## What the task asks:
Go through the entries and say how many lines contain the string "TENGGARA". The number is the whole answer.

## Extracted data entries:
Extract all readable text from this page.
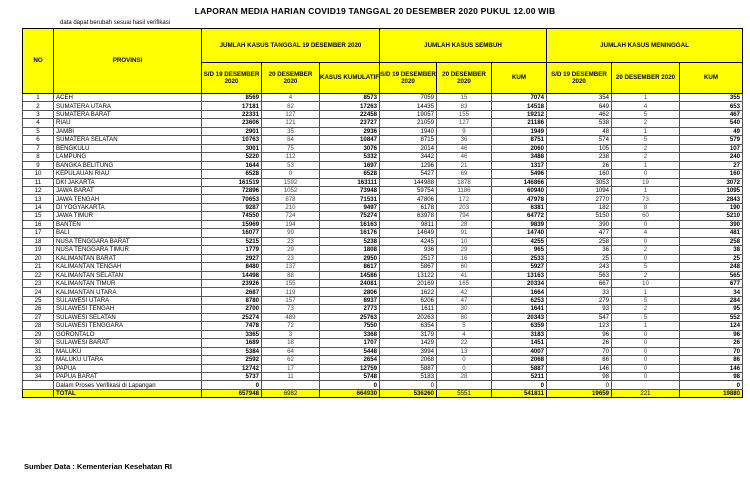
LAPORAN MEDIA HARIAN COVID19 TANGGAL 20 DESEMBER 2020 PUKUL 12.00 WIB
data dapat berubah sesuai hasil verifikasi
NO	PROVINSI	JUMLAH KASUS TANGGAL 19 DESEMBER 2020			JUMLAH KASUS SEMBUH			JUMLAH KASUS MENINGGAL		
		S/D 19 DESEMBER 2020	20 DESEMBER 2020	KASUS KUMULATIF	S/D 19 DESEMBER 2020	20 DESEMBER 2020	KUM	S/D 19 DESEMBER 2020	20 DESEMBER 2020	KUM
1	ACEH	8569	4	8573	7059	15	7074	354	1	355
2	SUMATERA UTARA	17181	82	17263	14435	83	14518	649	4	653
3	SUMATERA BARAT	22331	127	22458	19057	155	19212	462	5	467
4	RIAU	23606	121	23727	21059	127	21186	538	2	540
5	JAMBI	2901	35	2936	1940	9	1949	48	1	49
6	SUMATERA SELATAN	10763	84	10847	8715	36	8751	574	5	579
7	BENGKULU	3001	75	3076	2014	46	2060	105	2	107
8	LAMPUNG	5220	112	5332	3442	46	3488	238	2	240
9	BANGKA BELITUNG	1644	53	1697	1296	21	1317	26	1	27
10	KEPULAUAN RIAU	6528	0	6528	5427	69	5496	160	0	160
11	DKI JAKARTA	161519	1592	163111	144988	1878	146866	3053	19	3072
12	JAWA BARAT	72896	1052	73948	59754	1186	60940	1094	1	1095
13	JAWA TENGAH	70653	878	71531	47806	172	47978	2770	73	2843
14	DI YOGYAKARTA	9287	210	9497	6178	203	6381	182	8	190
15	JAWA TIMUR	74550	724	75274	63978	794	64772	5150	60	5210
16	BANTEN	15969	194	16163	9811	28	9839	390	0	390
17	BALI	16077	99	16176	14649	91	14740	477	4	481
18	NUSA TENGGARA BARAT	5215	23	5238	4245	10	4255	258	0	258
19	NUSA TENGGARA TIMUR	1779	29	1808	936	29	965	36	2	38
20	KALIMANTAN BARAT	2927	23	2950	2517	16	2533	25	0	25
21	KALIMANTAN TENGAH	8480	137	8617	5867	60	5927	243	5	248
22	KALIMANTAN SELATAN	14498	88	14586	13122	41	13163	563	2	565
23	KALIMANTAN TIMUR	23926	155	24081	20169	165	20334	667	10	677
24	KALIMANTAN UTARA	2687	119	2806	1622	42	1664	33	1	34
25	SULAWESI UTARA	8780	157	8937	6206	47	6253	279	5	284
26	SULAWESI TENGAH	2700	73	2773	1611	30	1641	93	2	95
27	SULAWESI SELATAN	25274	489	25763	20263	80	20343	547	5	552
28	SULAWESI TENGGARA	7478	72	7550	6354	5	6359	123	1	124
29	GORONTALO	3365	3	3368	3179	4	3183	96	0	96
30	SULAWESI BARAT	1689	18	1707	1429	22	1451	26	0	26
31	MALUKU	5384	64	5448	3994	13	4007	70	0	70
32	MALUKU UTARA	2592	62	2654	2068	0	2068	86	0	86
33	PAPUA	12742	17	12759	5887	0	5887	146	0	146
34	PAPUA BARAT	5737	11	5748	5183	28	5211	98	0	98
	Dalam Proses Verifikasi di Lapangan	0		0	0		0	0		0
	TOTAL	657948	6982	664930	536260	5551	541811	19659	221	19880
Sumber Data : Kementerian Kesehatan RI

## Response:
3